AIM - Retype the full set of records. Keep every character identical.
+ + + +
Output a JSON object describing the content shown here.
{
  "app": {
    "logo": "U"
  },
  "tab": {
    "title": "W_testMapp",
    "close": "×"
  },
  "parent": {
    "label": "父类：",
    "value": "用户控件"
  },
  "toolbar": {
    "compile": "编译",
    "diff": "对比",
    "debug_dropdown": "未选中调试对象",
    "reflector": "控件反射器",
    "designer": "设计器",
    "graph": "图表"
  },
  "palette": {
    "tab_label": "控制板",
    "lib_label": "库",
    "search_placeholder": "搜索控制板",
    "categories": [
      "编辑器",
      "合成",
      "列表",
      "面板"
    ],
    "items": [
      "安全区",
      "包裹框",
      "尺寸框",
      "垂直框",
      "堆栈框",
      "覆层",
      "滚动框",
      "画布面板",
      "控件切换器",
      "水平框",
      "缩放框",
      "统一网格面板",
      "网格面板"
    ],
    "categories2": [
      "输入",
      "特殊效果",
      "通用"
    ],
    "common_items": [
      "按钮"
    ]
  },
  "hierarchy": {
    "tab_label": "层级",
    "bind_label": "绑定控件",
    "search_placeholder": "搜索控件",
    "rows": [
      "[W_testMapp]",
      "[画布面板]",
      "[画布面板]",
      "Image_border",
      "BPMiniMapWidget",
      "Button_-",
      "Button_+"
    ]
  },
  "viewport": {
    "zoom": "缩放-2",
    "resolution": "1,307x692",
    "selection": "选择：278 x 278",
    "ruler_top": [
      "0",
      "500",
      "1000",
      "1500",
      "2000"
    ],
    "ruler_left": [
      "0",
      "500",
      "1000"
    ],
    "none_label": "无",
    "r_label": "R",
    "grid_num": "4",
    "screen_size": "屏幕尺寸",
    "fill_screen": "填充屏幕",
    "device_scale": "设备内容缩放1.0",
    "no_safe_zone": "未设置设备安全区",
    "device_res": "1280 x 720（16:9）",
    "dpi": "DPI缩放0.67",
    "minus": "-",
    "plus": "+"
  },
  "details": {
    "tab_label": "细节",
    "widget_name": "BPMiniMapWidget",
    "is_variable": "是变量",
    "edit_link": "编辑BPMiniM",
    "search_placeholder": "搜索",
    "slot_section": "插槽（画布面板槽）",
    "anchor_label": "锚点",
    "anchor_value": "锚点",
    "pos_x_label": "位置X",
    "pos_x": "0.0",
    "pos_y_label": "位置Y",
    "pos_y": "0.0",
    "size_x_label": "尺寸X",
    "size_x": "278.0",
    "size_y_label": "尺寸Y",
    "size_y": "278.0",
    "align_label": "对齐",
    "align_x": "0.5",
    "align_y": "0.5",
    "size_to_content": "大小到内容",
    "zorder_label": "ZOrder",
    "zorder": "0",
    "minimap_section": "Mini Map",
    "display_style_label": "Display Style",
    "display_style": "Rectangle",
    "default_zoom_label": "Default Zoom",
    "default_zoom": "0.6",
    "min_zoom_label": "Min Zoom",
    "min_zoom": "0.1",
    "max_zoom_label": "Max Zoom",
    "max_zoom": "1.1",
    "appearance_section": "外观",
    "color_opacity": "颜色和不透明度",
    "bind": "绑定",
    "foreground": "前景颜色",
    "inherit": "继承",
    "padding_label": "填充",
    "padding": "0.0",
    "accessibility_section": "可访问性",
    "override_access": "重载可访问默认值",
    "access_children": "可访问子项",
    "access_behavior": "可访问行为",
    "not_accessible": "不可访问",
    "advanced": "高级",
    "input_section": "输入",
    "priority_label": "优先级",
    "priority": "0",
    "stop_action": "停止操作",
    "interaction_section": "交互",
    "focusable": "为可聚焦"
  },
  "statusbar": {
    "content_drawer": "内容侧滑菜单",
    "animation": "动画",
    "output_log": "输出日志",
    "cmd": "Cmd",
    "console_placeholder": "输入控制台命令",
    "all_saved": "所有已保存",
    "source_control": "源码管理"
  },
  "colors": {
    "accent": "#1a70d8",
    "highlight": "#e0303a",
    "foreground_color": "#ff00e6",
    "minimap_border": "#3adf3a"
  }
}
+ + + +
COMPLETED TASK -
Output a JSON object describing the content shown here.
{
  "app": {
    "logo": "U"
  },
  "tab": {
    "title": "W_testMapp",
    "close": "×"
  },
  "parent": {
    "label": "父类：",
    "value": "用户控件"
  },
  "toolbar": {
    "compile": "编译",
    "diff": "对比",
    "debug_dropdown": "未选中调试对象",
    "reflector": "控件反射器",
    "designer": "设计器",
    "graph": "图表"
  },
  "palette": {
    "tab_label": "控制板",
    "lib_label": "库",
    "search_placeholder": "搜索控制板",
    "categories": [
      "编辑器",
      "合成",
      "列表",
      "面板"
    ],
    "items": [
      "安全区",
      "包裹框",
      "尺寸框",
      "垂直框",
      "堆栈框",
      "覆层",
      "滚动框",
      "画布面板",
      "控件切换器",
      "水平框",
      "缩放框",
      "统一网格面板",
      "网格面板"
    ],
    "categories2": [
      "输入",
      "特殊效果",
      "通用"
    ],
    "common_items": [
      "按钮"
    ]
  },
  "hierarchy": {
    "tab_label": "层级",
    "bind_label": "绑定控件",
    "search_placeholder": "搜索控件",
    "rows": [
      "[W_testMapp]",
      "[画布面板]",
      "[画布面板]",
      "Image_border",
      "BPMiniMapWidget",
      "Button_-",
      "Button_+"
    ]
  },
  "viewport": {
    "zoom": "缩放-2",
    "resolution": "1,307x692",
    "selection": "选择：278 x 278",
    "ruler_top": [
      "0",
      "500",
      "1000",
      "1500",
      "2000"
    ],
    "ruler_left": [
      "0",
      "500",
      "1000"
    ],
    "none_label": "无",
    "r_label": "R",
    "grid_num": "4",
    "screen_size": "屏幕尺寸",
    "fill_screen": "填充屏幕",
    "device_scale": "设备内容缩放1.0",
    "no_safe_zone": "未设置设备安全区",
    "device_res": "1280 x 720（16:9）",
    "dpi": "DPI缩放0.67",
    "minus": "-",
    "plus": "+"
  },
  "details": {
    "tab_label": "细节",
    "widget_name": "BPMiniMapWidget",
    "is_variable": "是变量",
    "edit_link": "编辑BPMiniM",
    "search_placeholder": "搜索",
    "slot_section": "插槽（画布面板槽）",
    "anchor_label": "锚点",
    "anchor_value": "锚点",
    "pos_x_label": "位置X",
    "pos_x": "0.0",
    "pos_y_label": "位置Y",
    "pos_y": "0.0",
    "size_x_label": "尺寸X",
    "size_x": "278.0",
    "size_y_label": "尺寸Y",
    "size_y": "278.0",
    "align_label": "对齐",
    "align_x": "0.5",
    "align_y": "0.5",
    "size_to_content": "大小到内容",
    "zorder_label": "ZOrder",
    "zorder": "0",
    "minimap_section": "Mini Map",
    "display_style_label": "Display Style",
    "display_style": "Rectangle",
    "default_zoom_label": "Default Zoom",
    "default_zoom": "0.6",
    "min_zoom_label": "Min Zoom",
    "min_zoom": "0.1",
    "max_zoom_label": "Max Zoom",
    "max_zoom": "1.1",
    "appearance_section": "外观",
    "color_opacity": "颜色和不透明度",
    "bind": "绑定",
    "foreground": "前景颜色",
    "inherit": "继承",
    "padding_label": "填充",
    "padding": "0.0",
    "accessibility_section": "可访问性",
    "override_access": "重载可访问默认值",
    "access_children": "可访问子项",
    "access_behavior": "可访问行为",
    "not_accessible": "不可访问",
    "advanced": "高级",
    "input_section": "输入",
    "priority_label": "优先级",
    "priority": "0",
    "stop_action": "停止操作",
    "interaction_section": "交互",
    "focusable": "为可聚焦"
  },
  "statusbar": {
    "content_drawer": "内容侧滑菜单",
    "animation": "动画",
    "output_log": "输出日志",
    "cmd": "Cmd",
    "console_placeholder": "输入控制台命令",
    "all_saved": "所有已保存",
    "source_control": "源码管理"
  },
  "colors": {
    "accent": "#1a70d8",
    "highlight": "#e0303a",
    "foreground_color": "#ff00e6",
    "minimap_border": "#3adf3a"
  }
}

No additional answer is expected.